Can you print every record below exactly as written?

---

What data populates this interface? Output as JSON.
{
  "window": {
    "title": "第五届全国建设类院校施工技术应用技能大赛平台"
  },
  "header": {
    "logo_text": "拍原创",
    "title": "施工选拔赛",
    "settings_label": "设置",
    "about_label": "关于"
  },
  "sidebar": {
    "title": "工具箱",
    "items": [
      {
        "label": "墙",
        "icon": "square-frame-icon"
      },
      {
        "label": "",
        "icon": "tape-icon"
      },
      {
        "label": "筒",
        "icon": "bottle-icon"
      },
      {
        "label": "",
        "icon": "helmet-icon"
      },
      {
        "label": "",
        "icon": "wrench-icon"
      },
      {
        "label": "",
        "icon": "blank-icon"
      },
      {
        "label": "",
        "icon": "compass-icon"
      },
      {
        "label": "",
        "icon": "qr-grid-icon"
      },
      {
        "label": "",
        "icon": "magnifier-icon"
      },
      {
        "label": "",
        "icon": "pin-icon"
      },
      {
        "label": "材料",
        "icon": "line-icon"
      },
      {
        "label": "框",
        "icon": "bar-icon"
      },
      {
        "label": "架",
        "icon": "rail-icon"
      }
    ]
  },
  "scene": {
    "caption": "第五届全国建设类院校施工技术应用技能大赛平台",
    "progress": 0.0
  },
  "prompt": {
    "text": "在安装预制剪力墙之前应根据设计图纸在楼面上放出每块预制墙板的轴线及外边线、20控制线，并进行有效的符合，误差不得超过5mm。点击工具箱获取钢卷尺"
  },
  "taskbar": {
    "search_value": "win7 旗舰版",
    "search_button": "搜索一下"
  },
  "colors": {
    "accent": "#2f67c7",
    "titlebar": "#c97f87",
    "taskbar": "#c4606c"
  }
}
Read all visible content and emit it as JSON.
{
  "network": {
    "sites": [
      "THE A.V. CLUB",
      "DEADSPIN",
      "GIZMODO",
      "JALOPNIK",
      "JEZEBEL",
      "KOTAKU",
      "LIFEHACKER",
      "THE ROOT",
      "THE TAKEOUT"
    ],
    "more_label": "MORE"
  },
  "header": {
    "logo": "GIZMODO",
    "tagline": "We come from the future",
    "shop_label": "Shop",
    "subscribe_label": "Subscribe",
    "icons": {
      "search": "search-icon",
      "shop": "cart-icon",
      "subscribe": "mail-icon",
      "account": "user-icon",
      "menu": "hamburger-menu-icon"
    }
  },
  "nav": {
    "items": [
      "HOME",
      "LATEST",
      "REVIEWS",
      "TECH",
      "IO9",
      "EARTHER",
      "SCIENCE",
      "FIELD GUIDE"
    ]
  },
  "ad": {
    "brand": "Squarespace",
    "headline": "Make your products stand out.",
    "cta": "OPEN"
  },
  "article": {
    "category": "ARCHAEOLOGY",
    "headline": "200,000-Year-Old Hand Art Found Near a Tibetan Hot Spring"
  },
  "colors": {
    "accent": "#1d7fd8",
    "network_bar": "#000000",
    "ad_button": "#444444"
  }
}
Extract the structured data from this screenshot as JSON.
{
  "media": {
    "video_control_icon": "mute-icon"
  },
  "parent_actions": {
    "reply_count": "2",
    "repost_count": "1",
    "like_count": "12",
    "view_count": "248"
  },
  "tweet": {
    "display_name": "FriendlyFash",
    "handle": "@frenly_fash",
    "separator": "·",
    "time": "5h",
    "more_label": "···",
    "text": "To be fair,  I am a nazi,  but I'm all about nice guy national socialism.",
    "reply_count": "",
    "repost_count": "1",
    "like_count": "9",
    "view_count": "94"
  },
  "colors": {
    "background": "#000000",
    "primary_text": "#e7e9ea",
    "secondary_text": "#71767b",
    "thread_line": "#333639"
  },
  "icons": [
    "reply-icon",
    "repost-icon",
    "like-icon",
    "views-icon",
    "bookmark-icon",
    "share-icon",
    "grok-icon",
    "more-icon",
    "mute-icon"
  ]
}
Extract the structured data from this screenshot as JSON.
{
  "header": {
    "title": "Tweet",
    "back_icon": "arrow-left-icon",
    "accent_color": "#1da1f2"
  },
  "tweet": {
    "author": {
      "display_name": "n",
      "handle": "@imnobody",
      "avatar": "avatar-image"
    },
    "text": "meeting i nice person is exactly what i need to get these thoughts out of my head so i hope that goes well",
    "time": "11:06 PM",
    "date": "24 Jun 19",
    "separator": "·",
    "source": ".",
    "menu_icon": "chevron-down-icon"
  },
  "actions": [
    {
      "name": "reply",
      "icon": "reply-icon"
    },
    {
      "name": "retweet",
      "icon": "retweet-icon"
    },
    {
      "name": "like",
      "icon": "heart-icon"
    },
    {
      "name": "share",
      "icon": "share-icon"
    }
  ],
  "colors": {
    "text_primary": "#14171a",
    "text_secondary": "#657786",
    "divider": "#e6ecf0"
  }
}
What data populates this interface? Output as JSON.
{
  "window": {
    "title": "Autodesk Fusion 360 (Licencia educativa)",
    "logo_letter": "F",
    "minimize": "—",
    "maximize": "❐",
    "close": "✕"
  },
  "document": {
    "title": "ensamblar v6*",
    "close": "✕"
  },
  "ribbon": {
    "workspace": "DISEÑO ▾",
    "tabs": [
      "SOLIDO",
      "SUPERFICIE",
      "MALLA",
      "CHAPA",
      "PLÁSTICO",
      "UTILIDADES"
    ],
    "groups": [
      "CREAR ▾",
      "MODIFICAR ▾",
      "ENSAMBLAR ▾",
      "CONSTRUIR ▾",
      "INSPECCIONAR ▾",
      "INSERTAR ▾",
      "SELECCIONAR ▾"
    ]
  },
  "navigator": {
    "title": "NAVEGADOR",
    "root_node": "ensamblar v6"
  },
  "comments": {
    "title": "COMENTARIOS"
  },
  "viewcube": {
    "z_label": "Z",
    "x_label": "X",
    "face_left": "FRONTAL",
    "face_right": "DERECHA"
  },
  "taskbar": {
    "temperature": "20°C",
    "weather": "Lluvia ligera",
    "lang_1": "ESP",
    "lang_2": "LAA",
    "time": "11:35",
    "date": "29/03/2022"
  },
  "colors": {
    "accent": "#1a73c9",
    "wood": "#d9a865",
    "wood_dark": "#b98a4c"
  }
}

---

*Correct output*
What data populates this interface? Output as JSON.
{
  "window": {
    "title": "第五届全国建设类院校施工技术应用技能大赛平台"
  },
  "header": {
    "logo_text": "拍原创",
    "title": "施工选拔赛",
    "settings_label": "设置",
    "about_label": "关于"
  },
  "sidebar": {
    "title": "工具箱",
    "items": [
      {
        "label": "墙",
        "icon": "square-frame-icon"
      },
      {
        "label": "",
        "icon": "tape-icon"
      },
      {
        "label": "筒",
        "icon": "bottle-icon"
      },
      {
        "label": "",
        "icon": "helmet-icon"
      },
      {
        "label": "",
        "icon": "wrench-icon"
      },
      {
        "label": "",
        "icon": "blank-icon"
      },
      {
        "label": "",
        "icon": "compass-icon"
      },
      {
        "label": "",
        "icon": "qr-grid-icon"
      },
      {
        "label": "",
        "icon": "magnifier-icon"
      },
      {
        "label": "",
        "icon": "pin-icon"
      },
      {
        "label": "材料",
        "icon": "line-icon"
      },
      {
        "label": "框",
        "icon": "bar-icon"
      },
      {
        "label": "架",
        "icon": "rail-icon"
      }
    ]
  },
  "scene": {
    "caption": "第五届全国建设类院校施工技术应用技能大赛平台",
    "progress": 0.0
  },
  "prompt": {
    "text": "在安装预制剪力墙之前应根据设计图纸在楼面上放出每块预制墙板的轴线及外边线、20控制线，并进行有效的符合，误差不得超过5mm。点击工具箱获取钢卷尺"
  },
  "taskbar": {
    "search_value": "win7 旗舰版",
    "search_button": "搜索一下"
  },
  "colors": {
    "accent": "#2f67c7",
    "titlebar": "#c97f87",
    "taskbar": "#c4606c"
  }
}
Read all visible content and emit it as JSON.
{
  "network": {
    "sites": [
      "THE A.V. CLUB",
      "DEADSPIN",
      "GIZMODO",
      "JALOPNIK",
      "JEZEBEL",
      "KOTAKU",
      "LIFEHACKER",
      "THE ROOT",
      "THE TAKEOUT"
    ],
    "more_label": "MORE"
  },
  "header": {
    "logo": "GIZMODO",
    "tagline": "We come from the future",
    "shop_label": "Shop",
    "subscribe_label": "Subscribe",
    "icons": {
      "search": "search-icon",
      "shop": "cart-icon",
      "subscribe": "mail-icon",
      "account": "user-icon",
      "menu": "hamburger-menu-icon"
    }
  },
  "nav": {
    "items": [
      "HOME",
      "LATEST",
      "REVIEWS",
      "TECH",
      "IO9",
      "EARTHER",
      "SCIENCE",
      "FIELD GUIDE"
    ]
  },
  "ad": {
    "brand": "Squarespace",
    "headline": "Make your products stand out.",
    "cta": "OPEN"
  },
  "article": {
    "category": "ARCHAEOLOGY",
    "headline": "200,000-Year-Old Hand Art Found Near a Tibetan Hot Spring"
  },
  "colors": {
    "accent": "#1d7fd8",
    "network_bar": "#000000",
    "ad_button": "#444444"
  }
}
Extract the structured data from this screenshot as JSON.
{
  "media": {
    "video_control_icon": "mute-icon"
  },
  "parent_actions": {
    "reply_count": "2",
    "repost_count": "1",
    "like_count": "12",
    "view_count": "248"
  },
  "tweet": {
    "display_name": "FriendlyFash",
    "handle": "@frenly_fash",
    "separator": "·",
    "time": "5h",
    "more_label": "···",
    "text": "To be fair,  I am a nazi,  but I'm all about nice guy national socialism.",
    "reply_count": "",
    "repost_count": "1",
    "like_count": "9",
    "view_count": "94"
  },
  "colors": {
    "background": "#000000",
    "primary_text": "#e7e9ea",
    "secondary_text": "#71767b",
    "thread_line": "#333639"
  },
  "icons": [
    "reply-icon",
    "repost-icon",
    "like-icon",
    "views-icon",
    "bookmark-icon",
    "share-icon",
    "grok-icon",
    "more-icon",
    "mute-icon"
  ]
}
Extract the structured data from this screenshot as JSON.
{
  "header": {
    "title": "Tweet",
    "back_icon": "arrow-left-icon",
    "accent_color": "#1da1f2"
  },
  "tweet": {
    "author": {
      "display_name": "n",
      "handle": "@imnobody",
      "avatar": "avatar-image"
    },
    "text": "meeting i nice person is exactly what i need to get these thoughts out of my head so i hope that goes well",
    "time": "11:06 PM",
    "date": "24 Jun 19",
    "separator": "·",
    "source": ".",
    "menu_icon": "chevron-down-icon"
  },
  "actions": [
    {
      "name": "reply",
      "icon": "reply-icon"
    },
    {
      "name": "retweet",
      "icon": "retweet-icon"
    },
    {
      "name": "like",
      "icon": "heart-icon"
    },
    {
      "name": "share",
      "icon": "share-icon"
    }
  ],
  "colors": {
    "text_primary": "#14171a",
    "text_secondary": "#657786",
    "divider": "#e6ecf0"
  }
}
What data populates this interface? Output as JSON.
{
  "window": {
    "title": "Autodesk Fusion 360 (Licencia educativa)",
    "logo_letter": "F",
    "minimize": "—",
    "maximize": "❐",
    "close": "✕"
  },
  "document": {
    "title": "ensamblar v6*",
    "close": "✕"
  },
  "ribbon": {
    "workspace": "DISEÑO ▾",
    "tabs": [
      "SOLIDO",
      "SUPERFICIE",
      "MALLA",
      "CHAPA",
      "PLÁSTICO",
      "UTILIDADES"
    ],
    "groups": [
      "CREAR ▾",
      "MODIFICAR ▾",
      "ENSAMBLAR ▾",
      "CONSTRUIR ▾",
      "INSPECCIONAR ▾",
      "INSERTAR ▾",
      "SELECCIONAR ▾"
    ]
  },
  "navigator": {
    "title": "NAVEGADOR",
    "root_node": "ensamblar v6"
  },
  "comments": {
    "title": "COMENTARIOS"
  },
  "viewcube": {
    "z_label": "Z",
    "x_label": "X",
    "face_left": "FRONTAL",
    "face_right": "DERECHA"
  },
  "taskbar": {
    "temperature": "20°C",
    "weather": "Lluvia ligera",
    "lang_1": "ESP",
    "lang_2": "LAA",
    "time": "11:35",
    "date": "29/03/2022"
  },
  "colors": {
    "accent": "#1a73c9",
    "wood": "#d9a865",
    "wood_dark": "#b98a4c"
  }
}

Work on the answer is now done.